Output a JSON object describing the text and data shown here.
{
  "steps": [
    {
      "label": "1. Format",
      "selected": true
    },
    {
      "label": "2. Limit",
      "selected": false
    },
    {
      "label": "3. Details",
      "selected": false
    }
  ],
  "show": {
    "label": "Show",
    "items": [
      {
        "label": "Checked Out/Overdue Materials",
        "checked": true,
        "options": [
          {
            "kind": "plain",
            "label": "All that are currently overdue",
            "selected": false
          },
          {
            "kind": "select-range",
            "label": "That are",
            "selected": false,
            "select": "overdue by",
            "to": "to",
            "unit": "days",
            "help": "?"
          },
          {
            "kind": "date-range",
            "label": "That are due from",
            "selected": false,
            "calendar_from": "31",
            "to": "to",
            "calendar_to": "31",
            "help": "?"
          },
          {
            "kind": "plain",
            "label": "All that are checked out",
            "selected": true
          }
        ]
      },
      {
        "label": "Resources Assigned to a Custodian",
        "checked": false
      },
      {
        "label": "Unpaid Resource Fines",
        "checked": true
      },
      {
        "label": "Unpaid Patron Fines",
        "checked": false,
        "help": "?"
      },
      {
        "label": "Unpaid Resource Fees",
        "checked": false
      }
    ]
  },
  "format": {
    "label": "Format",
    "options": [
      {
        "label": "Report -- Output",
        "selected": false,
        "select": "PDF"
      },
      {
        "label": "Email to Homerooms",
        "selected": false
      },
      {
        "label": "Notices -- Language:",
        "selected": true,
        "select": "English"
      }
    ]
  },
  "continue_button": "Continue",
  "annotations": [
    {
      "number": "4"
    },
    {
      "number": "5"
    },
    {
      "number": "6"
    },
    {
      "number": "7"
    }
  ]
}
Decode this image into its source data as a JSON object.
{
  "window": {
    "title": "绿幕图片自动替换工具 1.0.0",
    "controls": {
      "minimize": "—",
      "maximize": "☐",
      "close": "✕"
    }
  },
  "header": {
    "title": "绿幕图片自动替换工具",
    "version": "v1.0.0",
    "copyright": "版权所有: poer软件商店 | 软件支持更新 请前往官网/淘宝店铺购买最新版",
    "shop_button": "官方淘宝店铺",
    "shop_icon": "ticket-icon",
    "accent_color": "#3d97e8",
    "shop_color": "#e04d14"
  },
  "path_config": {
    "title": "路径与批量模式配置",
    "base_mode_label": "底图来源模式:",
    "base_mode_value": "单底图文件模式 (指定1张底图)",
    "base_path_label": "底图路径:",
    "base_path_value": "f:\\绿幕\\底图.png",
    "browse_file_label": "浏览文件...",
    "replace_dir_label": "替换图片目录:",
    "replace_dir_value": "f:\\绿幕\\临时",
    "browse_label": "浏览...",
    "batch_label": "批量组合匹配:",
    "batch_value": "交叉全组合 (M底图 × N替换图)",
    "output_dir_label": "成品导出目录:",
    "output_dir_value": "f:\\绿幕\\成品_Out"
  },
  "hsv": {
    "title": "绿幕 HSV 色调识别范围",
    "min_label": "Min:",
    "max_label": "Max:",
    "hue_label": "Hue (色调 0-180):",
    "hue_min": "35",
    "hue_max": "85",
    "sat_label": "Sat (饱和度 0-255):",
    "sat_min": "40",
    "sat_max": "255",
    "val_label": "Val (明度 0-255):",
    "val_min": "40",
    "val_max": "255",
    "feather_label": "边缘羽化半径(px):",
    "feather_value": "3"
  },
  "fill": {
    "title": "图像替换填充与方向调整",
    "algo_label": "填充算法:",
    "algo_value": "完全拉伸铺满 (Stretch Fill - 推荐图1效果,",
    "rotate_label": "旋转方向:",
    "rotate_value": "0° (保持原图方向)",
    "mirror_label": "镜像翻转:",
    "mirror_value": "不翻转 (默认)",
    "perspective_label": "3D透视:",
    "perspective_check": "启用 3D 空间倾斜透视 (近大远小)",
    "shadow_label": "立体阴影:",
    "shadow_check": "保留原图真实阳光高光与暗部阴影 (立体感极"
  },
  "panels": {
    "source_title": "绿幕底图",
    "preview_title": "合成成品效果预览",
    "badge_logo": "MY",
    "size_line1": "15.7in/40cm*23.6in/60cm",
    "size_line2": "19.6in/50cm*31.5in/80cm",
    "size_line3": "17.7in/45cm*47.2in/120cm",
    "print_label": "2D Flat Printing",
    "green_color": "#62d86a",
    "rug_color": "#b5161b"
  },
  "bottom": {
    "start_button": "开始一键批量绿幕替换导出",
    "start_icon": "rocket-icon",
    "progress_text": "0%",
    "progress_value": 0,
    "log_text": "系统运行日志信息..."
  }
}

· · · ·

Quote the entire listing above exactly.

§ Answer
Output a JSON object describing the text and data shown here.
{
  "steps": [
    {
      "label": "1. Format",
      "selected": true
    },
    {
      "label": "2. Limit",
      "selected": false
    },
    {
      "label": "3. Details",
      "selected": false
    }
  ],
  "show": {
    "label": "Show",
    "items": [
      {
        "label": "Checked Out/Overdue Materials",
        "checked": true,
        "options": [
          {
            "kind": "plain",
            "label": "All that are currently overdue",
            "selected": false
          },
          {
            "kind": "select-range",
            "label": "That are",
            "selected": false,
            "select": "overdue by",
            "to": "to",
            "unit": "days",
            "help": "?"
          },
          {
            "kind": "date-range",
            "label": "That are due from",
            "selected": false,
            "calendar_from": "31",
            "to": "to",
            "calendar_to": "31",
            "help": "?"
          },
          {
            "kind": "plain",
            "label": "All that are checked out",
            "selected": true
          }
        ]
      },
      {
        "label": "Resources Assigned to a Custodian",
        "checked": false
      },
      {
        "label": "Unpaid Resource Fines",
        "checked": true
      },
      {
        "label": "Unpaid Patron Fines",
        "checked": false,
        "help": "?"
      },
      {
        "label": "Unpaid Resource Fees",
        "checked": false
      }
    ]
  },
  "format": {
    "label": "Format",
    "options": [
      {
        "label": "Report -- Output",
        "selected": false,
        "select": "PDF"
      },
      {
        "label": "Email to Homerooms",
        "selected": false
      },
      {
        "label": "Notices -- Language:",
        "selected": true,
        "select": "English"
      }
    ]
  },
  "continue_button": "Continue",
  "annotations": [
    {
      "number": "4"
    },
    {
      "number": "5"
    },
    {
      "number": "6"
    },
    {
      "number": "7"
    }
  ]
}
Decode this image into its source data as a JSON object.
{
  "window": {
    "title": "绿幕图片自动替换工具 1.0.0",
    "controls": {
      "minimize": "—",
      "maximize": "☐",
      "close": "✕"
    }
  },
  "header": {
    "title": "绿幕图片自动替换工具",
    "version": "v1.0.0",
    "copyright": "版权所有: poer软件商店 | 软件支持更新 请前往官网/淘宝店铺购买最新版",
    "shop_button": "官方淘宝店铺",
    "shop_icon": "ticket-icon",
    "accent_color": "#3d97e8",
    "shop_color": "#e04d14"
  },
  "path_config": {
    "title": "路径与批量模式配置",
    "base_mode_label": "底图来源模式:",
    "base_mode_value": "单底图文件模式 (指定1张底图)",
    "base_path_label": "底图路径:",
    "base_path_value": "f:\\绿幕\\底图.png",
    "browse_file_label": "浏览文件...",
    "replace_dir_label": "替换图片目录:",
    "replace_dir_value": "f:\\绿幕\\临时",
    "browse_label": "浏览...",
    "batch_label": "批量组合匹配:",
    "batch_value": "交叉全组合 (M底图 × N替换图)",
    "output_dir_label": "成品导出目录:",
    "output_dir_value": "f:\\绿幕\\成品_Out"
  },
  "hsv": {
    "title": "绿幕 HSV 色调识别范围",
    "min_label": "Min:",
    "max_label": "Max:",
    "hue_label": "Hue (色调 0-180):",
    "hue_min": "35",
    "hue_max": "85",
    "sat_label": "Sat (饱和度 0-255):",
    "sat_min": "40",
    "sat_max": "255",
    "val_label": "Val (明度 0-255):",
    "val_min": "40",
    "val_max": "255",
    "feather_label": "边缘羽化半径(px):",
    "feather_value": "3"
  },
  "fill": {
    "title": "图像替换填充与方向调整",
    "algo_label": "填充算法:",
    "algo_value": "完全拉伸铺满 (Stretch Fill - 推荐图1效果,",
    "rotate_label": "旋转方向:",
    "rotate_value": "0° (保持原图方向)",
    "mirror_label": "镜像翻转:",
    "mirror_value": "不翻转 (默认)",
    "perspective_label": "3D透视:",
    "perspective_check": "启用 3D 空间倾斜透视 (近大远小)",
    "shadow_label": "立体阴影:",
    "shadow_check": "保留原图真实阳光高光与暗部阴影 (立体感极"
  },
  "panels": {
    "source_title": "绿幕底图",
    "preview_title": "合成成品效果预览",
    "badge_logo": "MY",
    "size_line1": "15.7in/40cm*23.6in/60cm",
    "size_line2": "19.6in/50cm*31.5in/80cm",
    "size_line3": "17.7in/45cm*47.2in/120cm",
    "print_label": "2D Flat Printing",
    "green_color": "#62d86a",
    "rug_color": "#b5161b"
  },
  "bottom": {
    "start_button": "开始一键批量绿幕替换导出",
    "start_icon": "rocket-icon",
    "progress_text": "0%",
    "progress_value": 0,
    "log_text": "系统运行日志信息..."
  }
}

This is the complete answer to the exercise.